**The request**
Transcribe the material verbatim in full; the pictures do not belong in the copy.

(Items from a data source)
########

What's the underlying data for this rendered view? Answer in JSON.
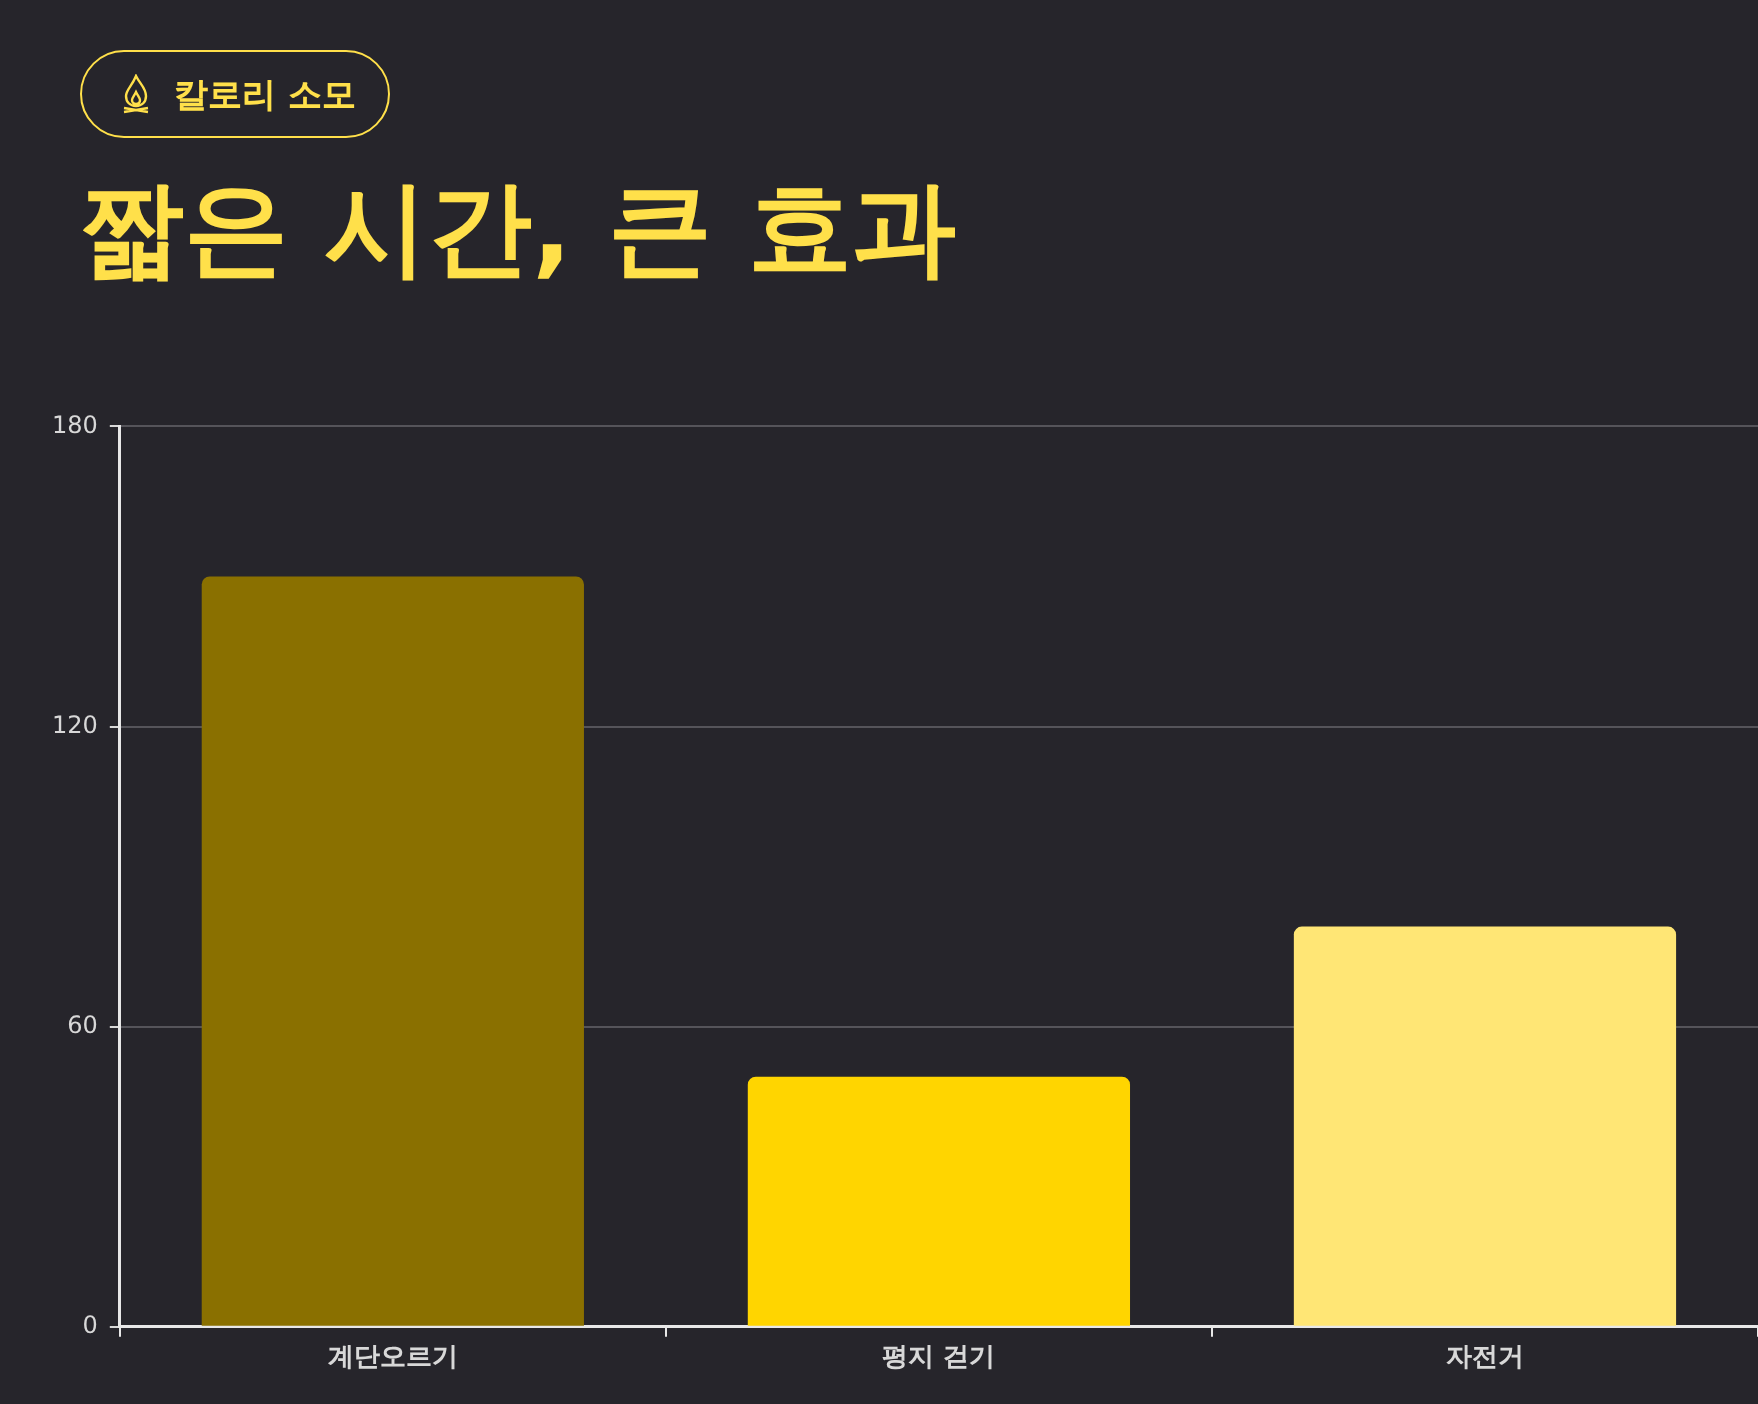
{
  "chart_data": {
    "type": "bar",
    "subtitle": "칼로리 소모",
    "title": "짧은 시간, 큰 효과",
    "categories": [
      "계단오르기",
      "평지 걷기",
      "자전거"
    ],
    "values": [
      150,
      50,
      80
    ],
    "colors": [
      "#8a7000",
      "#ffd500",
      "#ffe675"
    ],
    "ylim": [
      0,
      180
    ],
    "yticks": [
      0,
      60,
      120,
      180
    ],
    "grid": "y",
    "legend": false
  }
}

########

**Result of the task**
What's the underlying data for this rendered view? Answer in JSON.
{
  "chart_data": {
    "type": "bar",
    "subtitle": "칼로리 소모",
    "title": "짧은 시간, 큰 효과",
    "categories": [
      "계단오르기",
      "평지 걷기",
      "자전거"
    ],
    "values": [
      150,
      50,
      80
    ],
    "colors": [
      "#8a7000",
      "#ffd500",
      "#ffe675"
    ],
    "ylim": [
      0,
      180
    ],
    "yticks": [
      0,
      60,
      120,
      180
    ],
    "grid": "y",
    "legend": false
  }
}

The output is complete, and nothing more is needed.